### Goal
Every line below should be repeated exactly.

Dataset items:
......

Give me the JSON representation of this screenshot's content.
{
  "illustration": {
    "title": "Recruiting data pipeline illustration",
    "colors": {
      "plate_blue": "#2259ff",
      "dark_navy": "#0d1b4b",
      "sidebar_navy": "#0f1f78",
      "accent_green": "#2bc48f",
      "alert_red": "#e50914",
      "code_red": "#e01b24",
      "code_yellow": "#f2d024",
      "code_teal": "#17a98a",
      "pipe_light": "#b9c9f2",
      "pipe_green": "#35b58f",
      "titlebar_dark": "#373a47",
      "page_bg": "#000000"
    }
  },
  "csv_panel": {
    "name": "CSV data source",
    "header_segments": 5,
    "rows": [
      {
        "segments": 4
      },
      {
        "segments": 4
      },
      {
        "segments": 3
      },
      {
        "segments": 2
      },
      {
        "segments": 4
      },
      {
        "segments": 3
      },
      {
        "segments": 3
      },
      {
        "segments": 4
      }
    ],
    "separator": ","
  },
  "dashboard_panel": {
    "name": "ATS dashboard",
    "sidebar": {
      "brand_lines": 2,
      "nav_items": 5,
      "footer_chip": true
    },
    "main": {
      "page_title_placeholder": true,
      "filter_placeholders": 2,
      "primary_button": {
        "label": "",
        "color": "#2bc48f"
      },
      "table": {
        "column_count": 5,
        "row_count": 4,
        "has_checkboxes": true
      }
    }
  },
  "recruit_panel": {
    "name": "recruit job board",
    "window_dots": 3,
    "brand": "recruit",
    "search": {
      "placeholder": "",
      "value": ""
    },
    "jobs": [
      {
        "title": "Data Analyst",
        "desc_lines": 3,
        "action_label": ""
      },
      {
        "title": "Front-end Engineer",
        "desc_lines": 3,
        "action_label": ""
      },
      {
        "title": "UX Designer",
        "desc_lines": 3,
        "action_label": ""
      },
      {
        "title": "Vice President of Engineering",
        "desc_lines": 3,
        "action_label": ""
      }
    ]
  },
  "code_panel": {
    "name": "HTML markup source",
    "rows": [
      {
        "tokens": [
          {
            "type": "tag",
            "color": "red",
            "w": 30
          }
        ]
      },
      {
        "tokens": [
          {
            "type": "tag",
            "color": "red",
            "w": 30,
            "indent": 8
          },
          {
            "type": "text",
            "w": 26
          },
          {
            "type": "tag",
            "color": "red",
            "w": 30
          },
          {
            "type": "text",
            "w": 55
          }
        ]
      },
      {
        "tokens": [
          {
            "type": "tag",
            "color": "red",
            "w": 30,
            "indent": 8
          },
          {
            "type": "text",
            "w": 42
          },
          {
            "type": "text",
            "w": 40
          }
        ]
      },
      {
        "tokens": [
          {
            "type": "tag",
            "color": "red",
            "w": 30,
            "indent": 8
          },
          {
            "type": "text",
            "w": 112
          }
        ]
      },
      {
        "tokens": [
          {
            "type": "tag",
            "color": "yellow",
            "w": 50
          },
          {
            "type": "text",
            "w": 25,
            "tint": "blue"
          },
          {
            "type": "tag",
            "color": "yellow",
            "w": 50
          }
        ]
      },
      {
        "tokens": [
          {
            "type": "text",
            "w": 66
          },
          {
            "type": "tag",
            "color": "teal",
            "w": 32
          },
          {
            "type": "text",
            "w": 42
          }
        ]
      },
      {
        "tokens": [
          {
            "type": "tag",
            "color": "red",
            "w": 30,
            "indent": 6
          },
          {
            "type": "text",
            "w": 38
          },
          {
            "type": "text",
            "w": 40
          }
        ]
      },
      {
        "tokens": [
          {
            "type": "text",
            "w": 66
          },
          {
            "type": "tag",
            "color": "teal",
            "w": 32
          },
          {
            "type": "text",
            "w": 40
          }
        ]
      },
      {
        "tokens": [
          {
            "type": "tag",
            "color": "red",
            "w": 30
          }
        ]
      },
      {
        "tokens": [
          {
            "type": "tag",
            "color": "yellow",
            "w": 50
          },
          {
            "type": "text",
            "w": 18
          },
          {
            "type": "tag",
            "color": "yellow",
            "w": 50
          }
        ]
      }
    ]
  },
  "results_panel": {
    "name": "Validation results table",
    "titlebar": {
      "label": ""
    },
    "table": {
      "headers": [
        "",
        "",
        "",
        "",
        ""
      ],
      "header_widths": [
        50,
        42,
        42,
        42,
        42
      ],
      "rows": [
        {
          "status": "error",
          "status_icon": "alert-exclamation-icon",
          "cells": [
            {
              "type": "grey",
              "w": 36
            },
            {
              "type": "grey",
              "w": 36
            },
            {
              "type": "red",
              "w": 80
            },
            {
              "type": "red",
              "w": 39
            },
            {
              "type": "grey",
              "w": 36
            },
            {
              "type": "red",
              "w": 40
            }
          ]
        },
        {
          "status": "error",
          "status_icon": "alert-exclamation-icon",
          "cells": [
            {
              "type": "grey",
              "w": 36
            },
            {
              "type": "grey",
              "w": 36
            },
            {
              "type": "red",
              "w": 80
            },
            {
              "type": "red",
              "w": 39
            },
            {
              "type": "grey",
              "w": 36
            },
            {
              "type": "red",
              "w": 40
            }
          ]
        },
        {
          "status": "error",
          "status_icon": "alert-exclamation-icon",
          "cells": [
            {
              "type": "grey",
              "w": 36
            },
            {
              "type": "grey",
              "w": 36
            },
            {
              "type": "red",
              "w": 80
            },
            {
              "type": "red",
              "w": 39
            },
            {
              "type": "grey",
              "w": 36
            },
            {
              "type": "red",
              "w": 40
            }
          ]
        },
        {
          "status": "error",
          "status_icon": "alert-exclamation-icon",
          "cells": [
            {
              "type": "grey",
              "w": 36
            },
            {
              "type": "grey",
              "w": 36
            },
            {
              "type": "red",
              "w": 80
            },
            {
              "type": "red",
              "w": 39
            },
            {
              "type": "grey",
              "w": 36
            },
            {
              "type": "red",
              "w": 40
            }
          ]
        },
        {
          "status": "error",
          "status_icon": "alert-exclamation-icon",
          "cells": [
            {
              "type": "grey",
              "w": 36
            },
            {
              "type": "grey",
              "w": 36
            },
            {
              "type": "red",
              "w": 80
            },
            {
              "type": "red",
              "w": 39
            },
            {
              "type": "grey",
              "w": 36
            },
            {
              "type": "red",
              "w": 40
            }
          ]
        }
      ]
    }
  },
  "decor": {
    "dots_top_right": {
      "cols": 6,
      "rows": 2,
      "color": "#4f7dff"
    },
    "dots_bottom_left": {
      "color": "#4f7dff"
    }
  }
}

......

### The response
Give me the JSON representation of this screenshot's content.
{
  "illustration": {
    "title": "Recruiting data pipeline illustration",
    "colors": {
      "plate_blue": "#2259ff",
      "dark_navy": "#0d1b4b",
      "sidebar_navy": "#0f1f78",
      "accent_green": "#2bc48f",
      "alert_red": "#e50914",
      "code_red": "#e01b24",
      "code_yellow": "#f2d024",
      "code_teal": "#17a98a",
      "pipe_light": "#b9c9f2",
      "pipe_green": "#35b58f",
      "titlebar_dark": "#373a47",
      "page_bg": "#000000"
    }
  },
  "csv_panel": {
    "name": "CSV data source",
    "header_segments": 5,
    "rows": [
      {
        "segments": 4
      },
      {
        "segments": 4
      },
      {
        "segments": 3
      },
      {
        "segments": 2
      },
      {
        "segments": 4
      },
      {
        "segments": 3
      },
      {
        "segments": 3
      },
      {
        "segments": 4
      }
    ],
    "separator": ","
  },
  "dashboard_panel": {
    "name": "ATS dashboard",
    "sidebar": {
      "brand_lines": 2,
      "nav_items": 5,
      "footer_chip": true
    },
    "main": {
      "page_title_placeholder": true,
      "filter_placeholders": 2,
      "primary_button": {
        "label": "",
        "color": "#2bc48f"
      },
      "table": {
        "column_count": 5,
        "row_count": 4,
        "has_checkboxes": true
      }
    }
  },
  "recruit_panel": {
    "name": "recruit job board",
    "window_dots": 3,
    "brand": "recruit",
    "search": {
      "placeholder": "",
      "value": ""
    },
    "jobs": [
      {
        "title": "Data Analyst",
        "desc_lines": 3,
        "action_label": ""
      },
      {
        "title": "Front-end Engineer",
        "desc_lines": 3,
        "action_label": ""
      },
      {
        "title": "UX Designer",
        "desc_lines": 3,
        "action_label": ""
      },
      {
        "title": "Vice President of Engineering",
        "desc_lines": 3,
        "action_label": ""
      }
    ]
  },
  "code_panel": {
    "name": "HTML markup source",
    "rows": [
      {
        "tokens": [
          {
            "type": "tag",
            "color": "red",
            "w": 30
          }
        ]
      },
      {
        "tokens": [
          {
            "type": "tag",
            "color": "red",
            "w": 30,
            "indent": 8
          },
          {
            "type": "text",
            "w": 26
          },
          {
            "type": "tag",
            "color": "red",
            "w": 30
          },
          {
            "type": "text",
            "w": 55
          }
        ]
      },
      {
        "tokens": [
          {
            "type": "tag",
            "color": "red",
            "w": 30,
            "indent": 8
          },
          {
            "type": "text",
            "w": 42
          },
          {
            "type": "text",
            "w": 40
          }
        ]
      },
      {
        "tokens": [
          {
            "type": "tag",
            "color": "red",
            "w": 30,
            "indent": 8
          },
          {
            "type": "text",
            "w": 112
          }
        ]
      },
      {
        "tokens": [
          {
            "type": "tag",
            "color": "yellow",
            "w": 50
          },
          {
            "type": "text",
            "w": 25,
            "tint": "blue"
          },
          {
            "type": "tag",
            "color": "yellow",
            "w": 50
          }
        ]
      },
      {
        "tokens": [
          {
            "type": "text",
            "w": 66
          },
          {
            "type": "tag",
            "color": "teal",
            "w": 32
          },
          {
            "type": "text",
            "w": 42
          }
        ]
      },
      {
        "tokens": [
          {
            "type": "tag",
            "color": "red",
            "w": 30,
            "indent": 6
          },
          {
            "type": "text",
            "w": 38
          },
          {
            "type": "text",
            "w": 40
          }
        ]
      },
      {
        "tokens": [
          {
            "type": "text",
            "w": 66
          },
          {
            "type": "tag",
            "color": "teal",
            "w": 32
          },
          {
            "type": "text",
            "w": 40
          }
        ]
      },
      {
        "tokens": [
          {
            "type": "tag",
            "color": "red",
            "w": 30
          }
        ]
      },
      {
        "tokens": [
          {
            "type": "tag",
            "color": "yellow",
            "w": 50
          },
          {
            "type": "text",
            "w": 18
          },
          {
            "type": "tag",
            "color": "yellow",
            "w": 50
          }
        ]
      }
    ]
  },
  "results_panel": {
    "name": "Validation results table",
    "titlebar": {
      "label": ""
    },
    "table": {
      "headers": [
        "",
        "",
        "",
        "",
        ""
      ],
      "header_widths": [
        50,
        42,
        42,
        42,
        42
      ],
      "rows": [
        {
          "status": "error",
          "status_icon": "alert-exclamation-icon",
          "cells": [
            {
              "type": "grey",
              "w": 36
            },
            {
              "type": "grey",
              "w": 36
            },
            {
              "type": "red",
              "w": 80
            },
            {
              "type": "red",
              "w": 39
            },
            {
              "type": "grey",
              "w": 36
            },
            {
              "type": "red",
              "w": 40
            }
          ]
        },
        {
          "status": "error",
          "status_icon": "alert-exclamation-icon",
          "cells": [
            {
              "type": "grey",
              "w": 36
            },
            {
              "type": "grey",
              "w": 36
            },
            {
              "type": "red",
              "w": 80
            },
            {
              "type": "red",
              "w": 39
            },
            {
              "type": "grey",
              "w": 36
            },
            {
              "type": "red",
              "w": 40
            }
          ]
        },
        {
          "status": "error",
          "status_icon": "alert-exclamation-icon",
          "cells": [
            {
              "type": "grey",
              "w": 36
            },
            {
              "type": "grey",
              "w": 36
            },
            {
              "type": "red",
              "w": 80
            },
            {
              "type": "red",
              "w": 39
            },
            {
              "type": "grey",
              "w": 36
            },
            {
              "type": "red",
              "w": 40
            }
          ]
        },
        {
          "status": "error",
          "status_icon": "alert-exclamation-icon",
          "cells": [
            {
              "type": "grey",
              "w": 36
            },
            {
              "type": "grey",
              "w": 36
            },
            {
              "type": "red",
              "w": 80
            },
            {
              "type": "red",
              "w": 39
            },
            {
              "type": "grey",
              "w": 36
            },
            {
              "type": "red",
              "w": 40
            }
          ]
        },
        {
          "status": "error",
          "status_icon": "alert-exclamation-icon",
          "cells": [
            {
              "type": "grey",
              "w": 36
            },
            {
              "type": "grey",
              "w": 36
            },
            {
              "type": "red",
              "w": 80
            },
            {
              "type": "red",
              "w": 39
            },
            {
              "type": "grey",
              "w": 36
            },
            {
              "type": "red",
              "w": 40
            }
          ]
        }
      ]
    }
  },
  "decor": {
    "dots_top_right": {
      "cols": 6,
      "rows": 2,
      "color": "#4f7dff"
    },
    "dots_bottom_left": {
      "color": "#4f7dff"
    }
  }
}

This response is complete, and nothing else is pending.